(Stored data entries)

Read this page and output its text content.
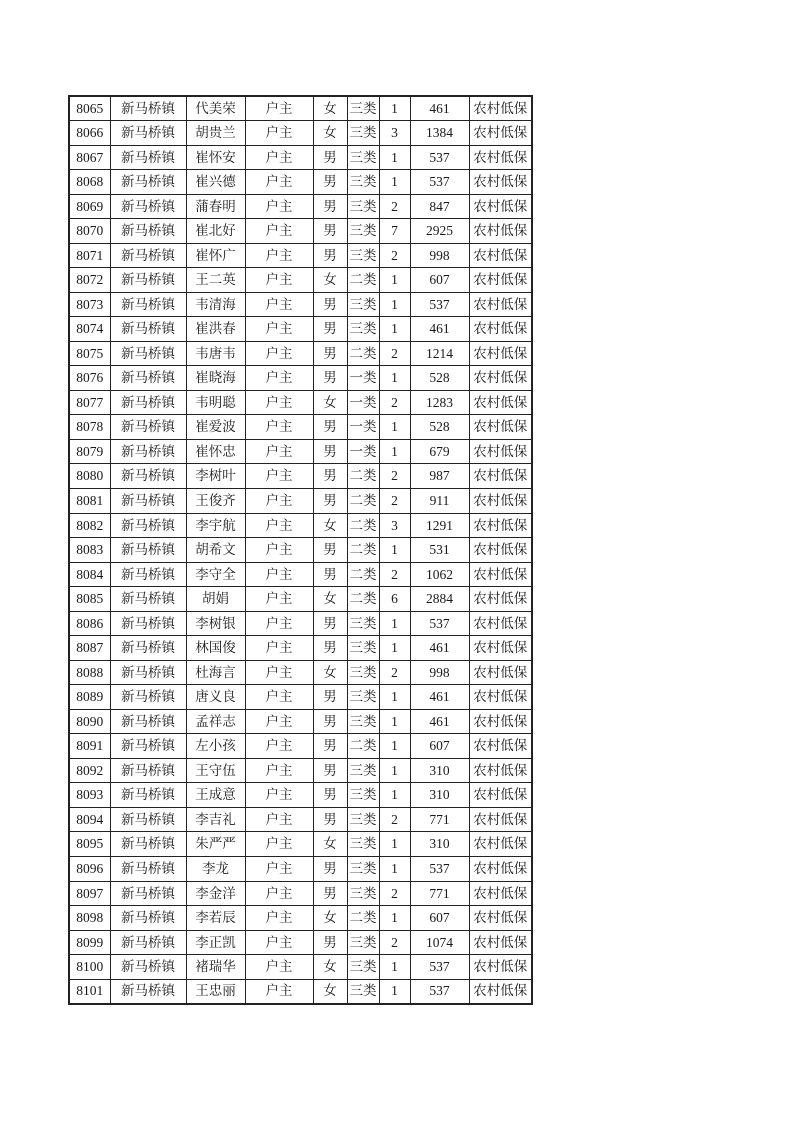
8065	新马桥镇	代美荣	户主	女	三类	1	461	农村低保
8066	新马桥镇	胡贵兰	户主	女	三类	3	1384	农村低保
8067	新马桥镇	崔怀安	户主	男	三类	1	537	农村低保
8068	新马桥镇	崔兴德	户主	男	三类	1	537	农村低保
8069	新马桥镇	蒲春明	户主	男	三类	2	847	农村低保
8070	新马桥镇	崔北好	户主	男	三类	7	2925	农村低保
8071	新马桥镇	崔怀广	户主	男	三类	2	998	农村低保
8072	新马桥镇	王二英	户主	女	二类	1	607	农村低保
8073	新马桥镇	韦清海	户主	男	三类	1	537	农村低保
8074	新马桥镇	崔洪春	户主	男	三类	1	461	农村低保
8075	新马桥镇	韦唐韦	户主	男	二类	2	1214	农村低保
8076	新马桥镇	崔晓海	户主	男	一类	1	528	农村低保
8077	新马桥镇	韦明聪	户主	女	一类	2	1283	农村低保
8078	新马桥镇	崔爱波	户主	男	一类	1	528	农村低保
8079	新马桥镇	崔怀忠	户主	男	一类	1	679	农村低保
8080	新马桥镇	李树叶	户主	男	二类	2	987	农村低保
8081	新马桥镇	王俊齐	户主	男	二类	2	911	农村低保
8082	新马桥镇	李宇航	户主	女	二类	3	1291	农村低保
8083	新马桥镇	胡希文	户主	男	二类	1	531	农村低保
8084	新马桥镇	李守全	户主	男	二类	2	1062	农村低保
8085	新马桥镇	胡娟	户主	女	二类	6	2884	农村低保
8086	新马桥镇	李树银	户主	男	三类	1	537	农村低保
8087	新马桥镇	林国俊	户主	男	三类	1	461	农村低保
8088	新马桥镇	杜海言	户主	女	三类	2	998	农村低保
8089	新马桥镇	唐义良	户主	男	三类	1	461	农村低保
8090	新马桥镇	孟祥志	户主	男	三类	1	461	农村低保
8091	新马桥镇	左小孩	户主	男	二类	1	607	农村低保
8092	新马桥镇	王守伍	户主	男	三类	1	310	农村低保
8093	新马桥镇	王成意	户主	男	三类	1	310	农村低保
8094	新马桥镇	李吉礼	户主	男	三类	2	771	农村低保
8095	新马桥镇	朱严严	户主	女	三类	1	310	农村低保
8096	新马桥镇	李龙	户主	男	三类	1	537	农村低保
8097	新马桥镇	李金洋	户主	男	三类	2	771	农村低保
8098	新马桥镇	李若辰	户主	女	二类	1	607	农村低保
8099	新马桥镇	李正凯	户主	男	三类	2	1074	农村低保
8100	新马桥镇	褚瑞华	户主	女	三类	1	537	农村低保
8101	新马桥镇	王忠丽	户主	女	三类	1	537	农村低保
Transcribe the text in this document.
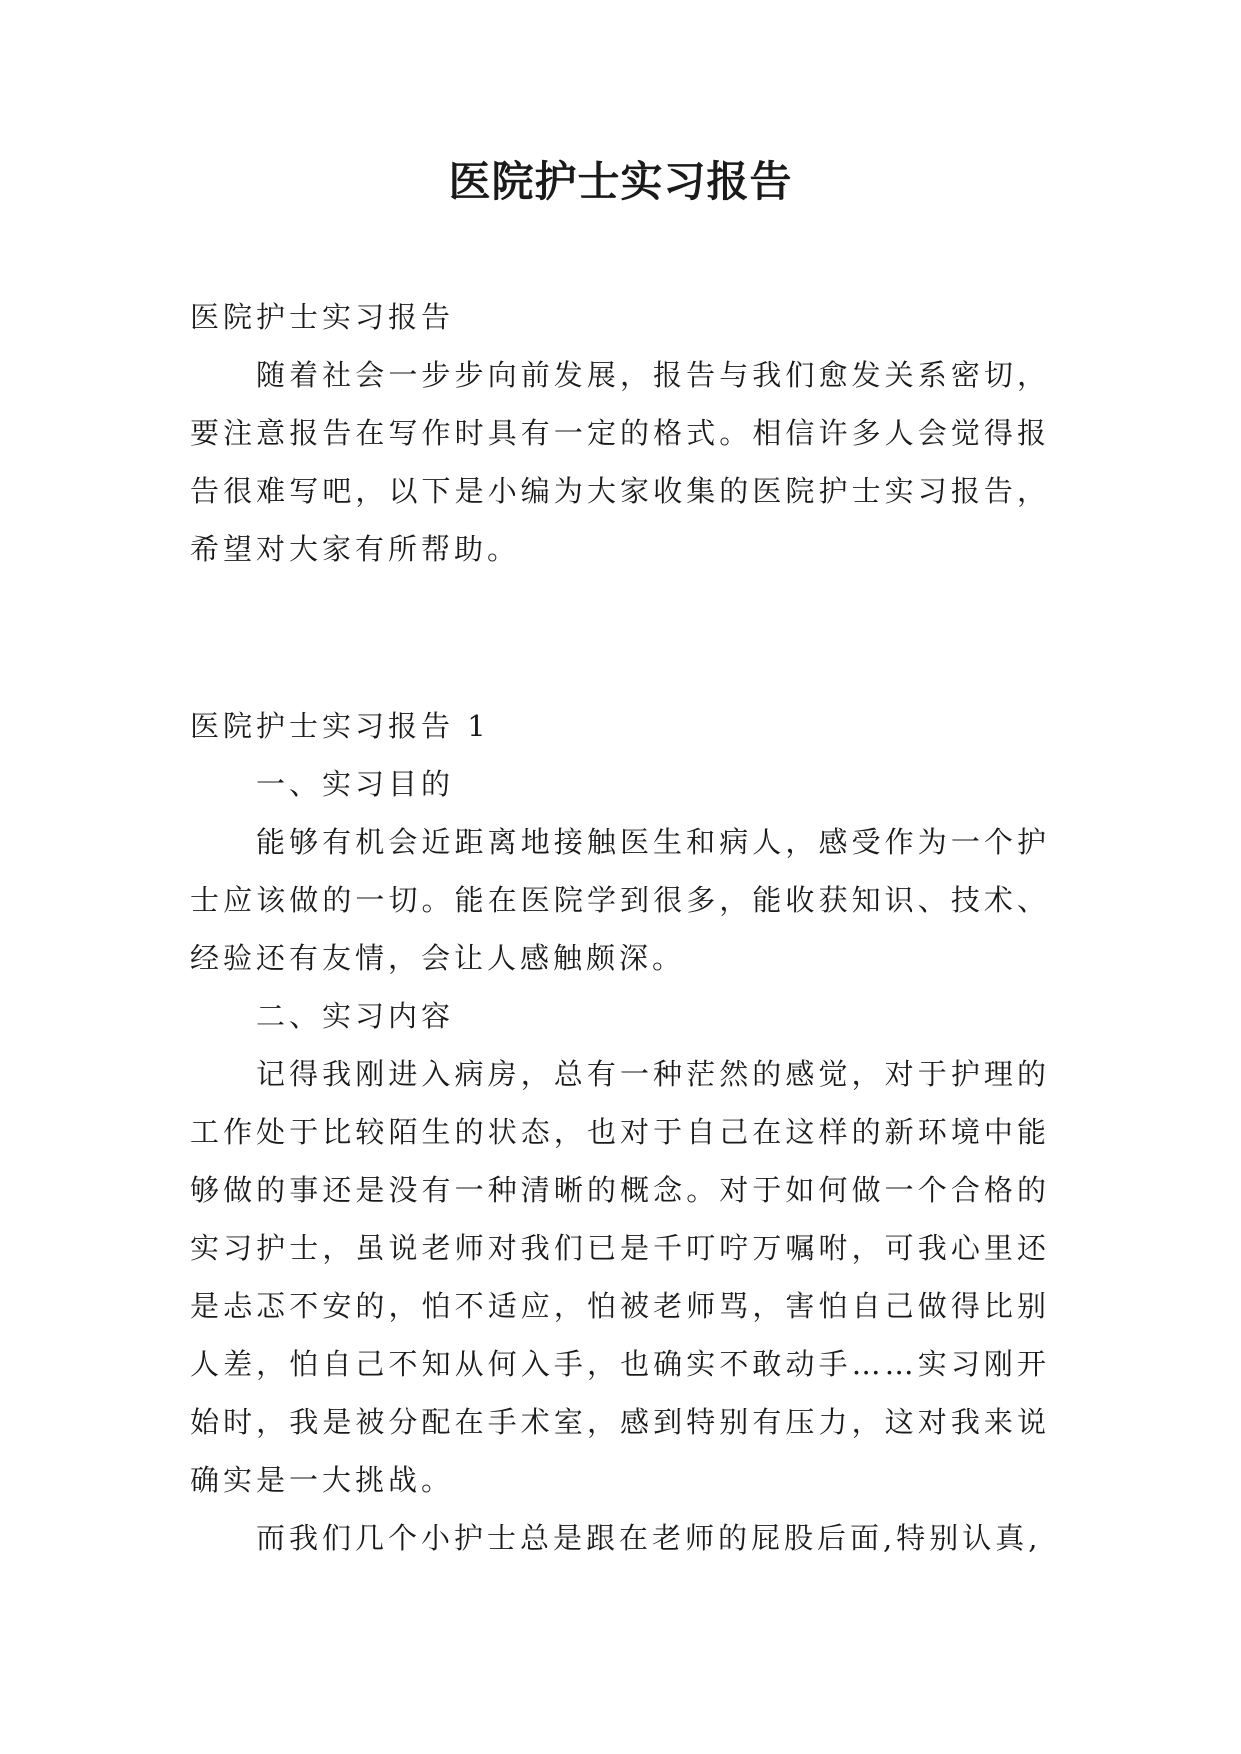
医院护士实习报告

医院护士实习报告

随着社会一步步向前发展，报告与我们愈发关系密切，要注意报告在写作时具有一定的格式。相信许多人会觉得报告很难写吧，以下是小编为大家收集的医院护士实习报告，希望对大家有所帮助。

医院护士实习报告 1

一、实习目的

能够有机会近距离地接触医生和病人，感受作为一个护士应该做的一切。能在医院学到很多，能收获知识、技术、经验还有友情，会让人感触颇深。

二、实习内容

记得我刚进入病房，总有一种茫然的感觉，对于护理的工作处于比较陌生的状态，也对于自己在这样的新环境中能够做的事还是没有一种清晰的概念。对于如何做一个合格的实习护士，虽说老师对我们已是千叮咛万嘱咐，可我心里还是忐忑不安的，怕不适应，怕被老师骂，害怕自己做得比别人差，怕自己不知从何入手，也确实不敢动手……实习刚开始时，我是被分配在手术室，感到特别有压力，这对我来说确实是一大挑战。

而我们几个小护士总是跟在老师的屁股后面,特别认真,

▸ WHAT TO DO:
Reproduce all entries exactly. Pictures do not belong in the copy.

▸ COMPLETED TASK:
Read this page and output its text content.
8065	新马桥镇	代美荣	户主	女	三类	1	461	农村低保
8066	新马桥镇	胡贵兰	户主	女	三类	3	1384	农村低保
8067	新马桥镇	崔怀安	户主	男	三类	1	537	农村低保
8068	新马桥镇	崔兴德	户主	男	三类	1	537	农村低保
8069	新马桥镇	蒲春明	户主	男	三类	2	847	农村低保
8070	新马桥镇	崔北好	户主	男	三类	7	2925	农村低保
8071	新马桥镇	崔怀广	户主	男	三类	2	998	农村低保
8072	新马桥镇	王二英	户主	女	二类	1	607	农村低保
8073	新马桥镇	韦清海	户主	男	三类	1	537	农村低保
8074	新马桥镇	崔洪春	户主	男	三类	1	461	农村低保
8075	新马桥镇	韦唐韦	户主	男	二类	2	1214	农村低保
8076	新马桥镇	崔晓海	户主	男	一类	1	528	农村低保
8077	新马桥镇	韦明聪	户主	女	一类	2	1283	农村低保
8078	新马桥镇	崔爱波	户主	男	一类	1	528	农村低保
8079	新马桥镇	崔怀忠	户主	男	一类	1	679	农村低保
8080	新马桥镇	李树叶	户主	男	二类	2	987	农村低保
8081	新马桥镇	王俊齐	户主	男	二类	2	911	农村低保
8082	新马桥镇	李宇航	户主	女	二类	3	1291	农村低保
8083	新马桥镇	胡希文	户主	男	二类	1	531	农村低保
8084	新马桥镇	李守全	户主	男	二类	2	1062	农村低保
8085	新马桥镇	胡娟	户主	女	二类	6	2884	农村低保
8086	新马桥镇	李树银	户主	男	三类	1	537	农村低保
8087	新马桥镇	林国俊	户主	男	三类	1	461	农村低保
8088	新马桥镇	杜海言	户主	女	三类	2	998	农村低保
8089	新马桥镇	唐义良	户主	男	三类	1	461	农村低保
8090	新马桥镇	孟祥志	户主	男	三类	1	461	农村低保
8091	新马桥镇	左小孩	户主	男	二类	1	607	农村低保
8092	新马桥镇	王守伍	户主	男	三类	1	310	农村低保
8093	新马桥镇	王成意	户主	男	三类	1	310	农村低保
8094	新马桥镇	李吉礼	户主	男	三类	2	771	农村低保
8095	新马桥镇	朱严严	户主	女	三类	1	310	农村低保
8096	新马桥镇	李龙	户主	男	三类	1	537	农村低保
8097	新马桥镇	李金洋	户主	男	三类	2	771	农村低保
8098	新马桥镇	李若辰	户主	女	二类	1	607	农村低保
8099	新马桥镇	李正凯	户主	男	三类	2	1074	农村低保
8100	新马桥镇	褚瑞华	户主	女	三类	1	537	农村低保
8101	新马桥镇	王忠丽	户主	女	三类	1	537	农村低保
Transcribe the text in this document.
医院护士实习报告

医院护士实习报告

随着社会一步步向前发展，报告与我们愈发关系密切，要注意报告在写作时具有一定的格式。相信许多人会觉得报告很难写吧，以下是小编为大家收集的医院护士实习报告，希望对大家有所帮助。

医院护士实习报告 1

一、实习目的

能够有机会近距离地接触医生和病人，感受作为一个护士应该做的一切。能在医院学到很多，能收获知识、技术、经验还有友情，会让人感触颇深。

二、实习内容

记得我刚进入病房，总有一种茫然的感觉，对于护理的工作处于比较陌生的状态，也对于自己在这样的新环境中能够做的事还是没有一种清晰的概念。对于如何做一个合格的实习护士，虽说老师对我们已是千叮咛万嘱咐，可我心里还是忐忑不安的，怕不适应，怕被老师骂，害怕自己做得比别人差，怕自己不知从何入手，也确实不敢动手……实习刚开始时，我是被分配在手术室，感到特别有压力，这对我来说确实是一大挑战。

而我们几个小护士总是跟在老师的屁股后面,特别认真,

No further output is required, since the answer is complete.